--- Extrait à lire ---
<300>

204. A L'ÉLECTRICE MARIE-ANTONIE DE SAXE.

(Potsdam) 27 juin 1777.



Madame ma sœur,

Si les enchantements de la diva Antonia opéraient entièrement sur mon cerveau, il serait déjà renversé; je pousserais l'illusion à croire que je puis l'instruire et l'amuser. Mais, madame, un reste de raison écarte ces prestiges, et me convainc que V. A. R. sait mieux que moi les choses sur lesquelles a roulé notre correspondance, et que, par une maladie que les Grecs appellent une logodiarrhée,a j'ai trop discuté et même trop rabâché ces matières. Parler de sciences à V. A. R., c'est vouloir porter des corneilles à Corinthe,b des modes à Paris, ou de la folie aux Polonais. Je suis comme un escargot qui a mis imprudemment sa tête hors de sa coquille, mais qui la retire bien vite. C'est aux vrais savants, aux sages (s'il en est) à éclairer le monde, et aux gens comme moi à profiter de leurs instructions, mais non pas à se croire assez instruits pour en donner aux autres. Je demande pardon à V. A. R. de m'être ainsi échappé; enchanté de lui écrire, une certaine ivresse m'a saisi, et m'a entraîné au delà des bornes que je devais me prescrire. Voilà, madame, ce qui peut arriver à tous ceux qui auront l'honneur de vous écrire; vos bontés et votre indulgence enhardissent le quidam, qui sort imperceptiblement de sa modestie naturelle, et dégoise ce qu'il sait et qu'il ne sait pas. Toutes les fois que V. A. R. aura la bonté de m'adresser de ses lettres, je me dirai : Souviens-toi que tu es un obscur habitant des bords de la Baltique, que tu végètes dans le pays des Obotrites, et que tu descends de ces peuples auxquels Charlemagne apprit leur catéchisme à coups de bâton. Cette petite récapitulation peut humilier celui qui la fait, et résister aux en-


a Voyez t. XXIII, p. 399.

b Frédéric veut dire : porter des chouettes à Athènes, comme ci-dessus, p. 95. Quant à l'expression aller à Corinthe, il l'applique avec justesse dans quelques lettres, p. e. t. XX, p. 320, et t. XXI, p. 205. Voyez, du reste, ci-dessus, p. 92.

(Enregistrements tirés d'un jeu de données)
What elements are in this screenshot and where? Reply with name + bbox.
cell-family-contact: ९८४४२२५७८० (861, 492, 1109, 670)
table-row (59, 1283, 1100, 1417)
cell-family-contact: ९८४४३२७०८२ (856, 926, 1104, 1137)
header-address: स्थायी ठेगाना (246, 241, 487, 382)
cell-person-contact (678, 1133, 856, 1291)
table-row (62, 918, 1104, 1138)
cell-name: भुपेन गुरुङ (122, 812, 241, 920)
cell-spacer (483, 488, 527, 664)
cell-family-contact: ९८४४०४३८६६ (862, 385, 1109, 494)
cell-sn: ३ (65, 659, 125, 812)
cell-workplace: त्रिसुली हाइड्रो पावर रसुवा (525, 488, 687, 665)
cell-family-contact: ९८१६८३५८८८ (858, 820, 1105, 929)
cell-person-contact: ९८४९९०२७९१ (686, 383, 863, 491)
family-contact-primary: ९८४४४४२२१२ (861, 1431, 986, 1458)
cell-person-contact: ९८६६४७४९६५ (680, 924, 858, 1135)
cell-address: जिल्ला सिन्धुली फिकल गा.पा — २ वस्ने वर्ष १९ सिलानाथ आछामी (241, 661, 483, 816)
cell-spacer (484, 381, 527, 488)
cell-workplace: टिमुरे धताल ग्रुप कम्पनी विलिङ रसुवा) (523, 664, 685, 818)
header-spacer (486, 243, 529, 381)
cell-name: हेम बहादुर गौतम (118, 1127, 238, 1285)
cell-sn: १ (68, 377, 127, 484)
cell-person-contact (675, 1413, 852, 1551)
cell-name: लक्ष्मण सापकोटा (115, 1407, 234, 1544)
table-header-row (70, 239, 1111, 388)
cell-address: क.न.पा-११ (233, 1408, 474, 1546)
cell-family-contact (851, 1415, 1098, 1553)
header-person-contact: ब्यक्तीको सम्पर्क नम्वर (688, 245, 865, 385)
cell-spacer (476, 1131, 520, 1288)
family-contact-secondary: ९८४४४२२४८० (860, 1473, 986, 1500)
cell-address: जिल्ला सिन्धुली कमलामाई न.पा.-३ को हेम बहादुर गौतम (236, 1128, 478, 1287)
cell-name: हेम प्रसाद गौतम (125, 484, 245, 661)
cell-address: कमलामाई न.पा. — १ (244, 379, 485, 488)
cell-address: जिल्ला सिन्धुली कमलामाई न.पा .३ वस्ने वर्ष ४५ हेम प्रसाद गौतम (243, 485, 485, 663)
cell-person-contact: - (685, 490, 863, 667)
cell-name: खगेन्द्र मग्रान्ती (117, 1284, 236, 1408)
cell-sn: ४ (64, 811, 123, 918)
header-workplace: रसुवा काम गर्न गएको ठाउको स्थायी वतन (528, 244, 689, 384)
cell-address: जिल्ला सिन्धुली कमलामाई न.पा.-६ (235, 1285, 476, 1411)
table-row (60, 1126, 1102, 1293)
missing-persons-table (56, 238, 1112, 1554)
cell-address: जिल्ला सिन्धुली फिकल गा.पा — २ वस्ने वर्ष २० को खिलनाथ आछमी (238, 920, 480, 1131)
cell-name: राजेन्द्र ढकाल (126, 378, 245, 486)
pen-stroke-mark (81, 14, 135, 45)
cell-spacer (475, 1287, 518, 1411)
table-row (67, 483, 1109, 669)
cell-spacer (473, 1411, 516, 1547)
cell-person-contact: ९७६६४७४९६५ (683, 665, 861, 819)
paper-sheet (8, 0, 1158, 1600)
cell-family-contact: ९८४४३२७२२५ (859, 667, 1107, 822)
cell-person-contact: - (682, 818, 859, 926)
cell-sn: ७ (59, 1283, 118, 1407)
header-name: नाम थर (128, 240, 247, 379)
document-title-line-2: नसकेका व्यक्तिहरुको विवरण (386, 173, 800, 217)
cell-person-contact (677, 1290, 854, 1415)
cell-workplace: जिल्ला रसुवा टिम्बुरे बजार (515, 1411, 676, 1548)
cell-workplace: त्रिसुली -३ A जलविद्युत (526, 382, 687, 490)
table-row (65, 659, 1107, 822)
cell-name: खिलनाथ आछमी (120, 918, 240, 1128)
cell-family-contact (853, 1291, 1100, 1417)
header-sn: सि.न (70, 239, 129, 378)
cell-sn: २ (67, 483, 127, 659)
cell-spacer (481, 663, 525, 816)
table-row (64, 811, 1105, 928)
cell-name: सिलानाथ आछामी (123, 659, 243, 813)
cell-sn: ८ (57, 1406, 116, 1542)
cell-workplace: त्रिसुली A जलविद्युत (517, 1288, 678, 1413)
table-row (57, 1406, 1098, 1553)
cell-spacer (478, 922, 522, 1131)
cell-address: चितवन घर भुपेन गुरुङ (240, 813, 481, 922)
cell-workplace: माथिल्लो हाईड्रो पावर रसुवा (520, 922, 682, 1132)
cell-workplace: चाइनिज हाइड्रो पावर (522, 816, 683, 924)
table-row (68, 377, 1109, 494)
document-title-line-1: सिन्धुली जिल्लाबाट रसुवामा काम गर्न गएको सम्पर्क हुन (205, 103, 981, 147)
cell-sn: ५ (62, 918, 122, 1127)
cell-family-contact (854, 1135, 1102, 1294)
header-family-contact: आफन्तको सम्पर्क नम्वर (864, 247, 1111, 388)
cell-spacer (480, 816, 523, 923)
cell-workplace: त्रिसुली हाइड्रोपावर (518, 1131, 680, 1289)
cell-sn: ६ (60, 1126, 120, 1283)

--- Liste des activités ---
- A) D'après la lettre, pourquoi l'auteur demande-t-il pardon à V. A. R. ? Répondez en une à trois phrases.
- B) Reformulez plus brièvement, sous forme de liste, la note de la lettre qui commence par « Frédéric veut dire », en conservant ses renvois.
- C) Réécrivez le passage de la lettre allant de « b Frédéric veut » à « ci-dessus, p. 92. », en remplaçant « chouettes » par « hiboux ».
Ces enregistrements ne servent pas au travail demandé.

--- Corrigés des exercices ---
- A) Il demande pardon de s'être « échappé ». Enchanté de lui écrire, il a été saisi d'une certaine ivresse qui l'a entraîné au delà des bornes qu'il devait se prescrire.

- B)
- Frédéric veut dire « porter des chouettes à Athènes », comme p. 95.
- Il applique avec justesse l'expression « aller à Corinthe » dans quelques lettres (t. XX, p. 320 ; t. XXI, p. 205).
- Voir aussi p. 92.

- C)
b Frédéric veut dire : porter des hiboux à Athènes, comme ci-dessus, p. 95. Quant à l'expression aller à Corinthe, il l'applique avec justesse dans quelques lettres, p. e. t. XX, p. 320, et t. XXI, p. 205. Voyez, du reste, ci-dessus, p. 92.